_TEXTO DE ESTUDIO_:
--*--

Un par de noches de almohada e imaginación después elaboró más la estrategia y volvió a sede parlamentaria a decir que había hecho la reserva nueve días antes poniendo como aval su tarjeta de crédito. Y yo, en este punto, estoy preocupada por la pobre tarjeta. Vive sin vivir en ella. No sabe si viene, va, corre, asusta o espanta.

 

El caso es que cuando ya la Policía le había estropeado su relato y habían demostrado que quien reservó y pagó fue Aquagest, Ignacio Diego dijo que el único que decía la verdad era él. Palabra de mentiroso. Amén.

 

El caso es que en la reciente inauguración del tramo de autopista entre Unquera y Llanes, y delante del presidente Rajoy, Ignacio Diego hizo una jugada muy propia de Mariano e inauguró la vía rápida escapando de los periodistas. ¡Hasta Spielberg deja descansar su imaginación, oigan!.

 

Y es que antes de ser Presidente de Cantabria, Ignacio Diego fue alcalde de Astillero, época en la que Aquagest fue la empresa elegida para gestionar el servicio de aguas cuando el PP decidió privatizarla.

 

No es la primera vez que la justicia saca los colores al Presidente de Cantabria, Ignacio Diego –y mucho me temo que no será la última-. De hecho todos los tribunales de este país hasta llegar al Supremo, que lo ratificó, condenaron al ayuntamiento que él presidía por “fraude tributario conscientemente realizado”. Decidió por su mano mayor no pagar el IVA de una finca. Como siempre hace, se intentó sacudir la responsabilidad culpando al funcionario de turno pero como la mentira tiene la pata corta, serán los habitantes de ese municipio quienes paguen los desmanes del amigo de Mariano.

--*--

(Datos de análisis de la maquetación de páginas)
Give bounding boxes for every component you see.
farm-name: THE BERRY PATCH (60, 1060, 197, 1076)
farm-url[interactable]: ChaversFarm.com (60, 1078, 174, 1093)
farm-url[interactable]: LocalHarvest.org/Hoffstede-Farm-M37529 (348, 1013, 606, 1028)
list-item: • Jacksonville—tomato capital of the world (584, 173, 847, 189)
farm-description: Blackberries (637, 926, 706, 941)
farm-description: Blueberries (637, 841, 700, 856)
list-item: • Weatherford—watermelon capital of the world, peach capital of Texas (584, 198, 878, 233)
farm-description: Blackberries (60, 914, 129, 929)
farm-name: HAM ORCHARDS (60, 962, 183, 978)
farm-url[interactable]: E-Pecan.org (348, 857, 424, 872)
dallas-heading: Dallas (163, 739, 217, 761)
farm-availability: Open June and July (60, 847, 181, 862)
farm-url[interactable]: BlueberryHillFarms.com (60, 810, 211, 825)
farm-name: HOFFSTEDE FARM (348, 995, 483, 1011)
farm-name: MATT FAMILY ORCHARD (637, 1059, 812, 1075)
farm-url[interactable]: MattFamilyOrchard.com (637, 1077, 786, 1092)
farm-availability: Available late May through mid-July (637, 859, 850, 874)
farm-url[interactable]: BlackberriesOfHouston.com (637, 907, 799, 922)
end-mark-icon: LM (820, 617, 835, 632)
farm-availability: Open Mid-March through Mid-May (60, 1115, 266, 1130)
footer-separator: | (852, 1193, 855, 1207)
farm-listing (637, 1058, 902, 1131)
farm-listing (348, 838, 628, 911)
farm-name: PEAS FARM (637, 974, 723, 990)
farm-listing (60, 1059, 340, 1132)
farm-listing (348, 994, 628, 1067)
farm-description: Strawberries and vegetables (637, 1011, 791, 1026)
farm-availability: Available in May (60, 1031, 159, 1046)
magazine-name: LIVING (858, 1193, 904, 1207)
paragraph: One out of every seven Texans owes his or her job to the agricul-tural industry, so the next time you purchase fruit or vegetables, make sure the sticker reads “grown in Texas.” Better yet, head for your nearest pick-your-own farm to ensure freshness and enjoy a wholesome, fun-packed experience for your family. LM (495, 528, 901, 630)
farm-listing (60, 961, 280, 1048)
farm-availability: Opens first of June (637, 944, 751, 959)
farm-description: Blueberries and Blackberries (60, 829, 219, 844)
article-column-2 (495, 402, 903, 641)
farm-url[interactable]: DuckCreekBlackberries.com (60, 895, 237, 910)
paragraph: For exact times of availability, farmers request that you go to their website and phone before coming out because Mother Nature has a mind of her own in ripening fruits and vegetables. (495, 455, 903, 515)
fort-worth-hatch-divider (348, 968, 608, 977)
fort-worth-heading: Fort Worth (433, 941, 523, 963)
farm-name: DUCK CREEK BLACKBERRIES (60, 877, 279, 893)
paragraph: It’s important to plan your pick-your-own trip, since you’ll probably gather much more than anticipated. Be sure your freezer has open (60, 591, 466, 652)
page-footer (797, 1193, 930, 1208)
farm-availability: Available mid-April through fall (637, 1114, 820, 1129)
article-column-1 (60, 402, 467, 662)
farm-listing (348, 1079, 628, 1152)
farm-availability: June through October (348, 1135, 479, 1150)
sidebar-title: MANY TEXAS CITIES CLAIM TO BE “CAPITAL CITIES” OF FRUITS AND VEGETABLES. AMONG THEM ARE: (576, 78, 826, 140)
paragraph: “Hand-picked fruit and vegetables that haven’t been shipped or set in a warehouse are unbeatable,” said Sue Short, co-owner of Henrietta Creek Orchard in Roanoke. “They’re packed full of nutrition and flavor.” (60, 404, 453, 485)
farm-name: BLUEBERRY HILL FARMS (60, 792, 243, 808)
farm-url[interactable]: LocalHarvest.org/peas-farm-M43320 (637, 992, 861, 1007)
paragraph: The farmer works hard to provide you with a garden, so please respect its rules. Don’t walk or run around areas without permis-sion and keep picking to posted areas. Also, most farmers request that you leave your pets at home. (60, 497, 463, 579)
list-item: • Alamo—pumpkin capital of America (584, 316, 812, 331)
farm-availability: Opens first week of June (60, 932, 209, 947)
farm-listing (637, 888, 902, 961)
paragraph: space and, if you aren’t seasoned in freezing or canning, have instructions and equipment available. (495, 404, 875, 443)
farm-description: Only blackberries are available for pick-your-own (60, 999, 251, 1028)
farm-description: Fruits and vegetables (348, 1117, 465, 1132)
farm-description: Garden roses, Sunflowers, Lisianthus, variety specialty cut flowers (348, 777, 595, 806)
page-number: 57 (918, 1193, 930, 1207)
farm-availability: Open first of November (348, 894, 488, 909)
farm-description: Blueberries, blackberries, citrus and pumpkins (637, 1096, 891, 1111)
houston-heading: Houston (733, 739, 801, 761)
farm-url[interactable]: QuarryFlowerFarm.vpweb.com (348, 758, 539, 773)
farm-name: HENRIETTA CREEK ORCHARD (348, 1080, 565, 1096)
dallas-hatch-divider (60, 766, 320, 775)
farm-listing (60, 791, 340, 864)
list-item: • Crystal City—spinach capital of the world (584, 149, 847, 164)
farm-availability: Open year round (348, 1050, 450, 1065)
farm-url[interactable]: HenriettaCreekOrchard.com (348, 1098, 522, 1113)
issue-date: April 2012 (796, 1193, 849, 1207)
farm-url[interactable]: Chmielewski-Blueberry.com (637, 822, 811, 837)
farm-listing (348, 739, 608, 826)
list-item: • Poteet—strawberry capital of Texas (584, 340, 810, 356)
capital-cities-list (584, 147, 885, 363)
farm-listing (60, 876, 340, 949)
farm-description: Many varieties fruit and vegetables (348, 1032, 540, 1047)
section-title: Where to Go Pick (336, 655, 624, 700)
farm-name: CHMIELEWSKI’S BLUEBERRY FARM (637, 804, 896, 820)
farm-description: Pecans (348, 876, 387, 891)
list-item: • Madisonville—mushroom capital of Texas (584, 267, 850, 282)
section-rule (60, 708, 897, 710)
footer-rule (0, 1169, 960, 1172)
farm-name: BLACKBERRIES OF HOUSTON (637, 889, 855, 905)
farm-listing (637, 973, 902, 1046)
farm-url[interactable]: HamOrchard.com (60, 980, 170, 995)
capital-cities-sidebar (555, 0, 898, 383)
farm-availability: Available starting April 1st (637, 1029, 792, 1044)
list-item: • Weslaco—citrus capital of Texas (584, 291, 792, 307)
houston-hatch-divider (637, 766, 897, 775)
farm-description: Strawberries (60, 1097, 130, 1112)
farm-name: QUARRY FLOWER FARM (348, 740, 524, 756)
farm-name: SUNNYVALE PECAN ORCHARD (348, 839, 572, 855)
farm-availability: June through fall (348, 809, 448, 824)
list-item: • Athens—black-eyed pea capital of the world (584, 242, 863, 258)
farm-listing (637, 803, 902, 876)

--*--

_TAREAS_:
1. Según el texto sobre Ignacio Diego, ¿qué cargo desempeñó antes de ser Presidente de Cantabria?
2. Prosigue el texto sobre Ignacio Diego a partir de su última oración.
Los registros no guardan ninguna relación con el texto sobre Ignacio Diego.

_SOLUCIONES NUMERADAS_:
1. Fue alcalde de Astillero.

2.
 

Ignacio Diego, Bárcenas, y las formas…

 

¿Se acuerdan de Bárcenas? Pues fue elegido Senador del PP por Cantabria. Y como regalo, dejó caer, presuntamente, 90.000 eurillos para una campaña electoral tan dopada como infame. Que no lo digo yo, que lo dice Ruz.  Y cómo lucían de sonrientes. Eran los tiempos de vinos y sobres. Era el tiempo en el que el monte era orégano a costa de los de siempre. Los que hoy reniegan del protagonista, ayer ponían la sonrisa de pedir.

 

Pero si por algo se ha hecho famoso Ignacio Diego es por sus formas raqueras y sus modos macarras en el ejercicio de sus funciones. Ya no pintaba bien esa manía suya de pisarle los puros a Miguel Ángel Revilla cuando estaba en la oposición y como mal que no mejora, empeora, en estas estamos, sufriendo a un político déspota, malencarado y maleducado.

 

Ignacio Diego menosprecia a los colectivos sociales

 

No hay colectivo al que Ignacio Diego no haya menospreciado cuando éstos reivindicaban sus legítimos derechos.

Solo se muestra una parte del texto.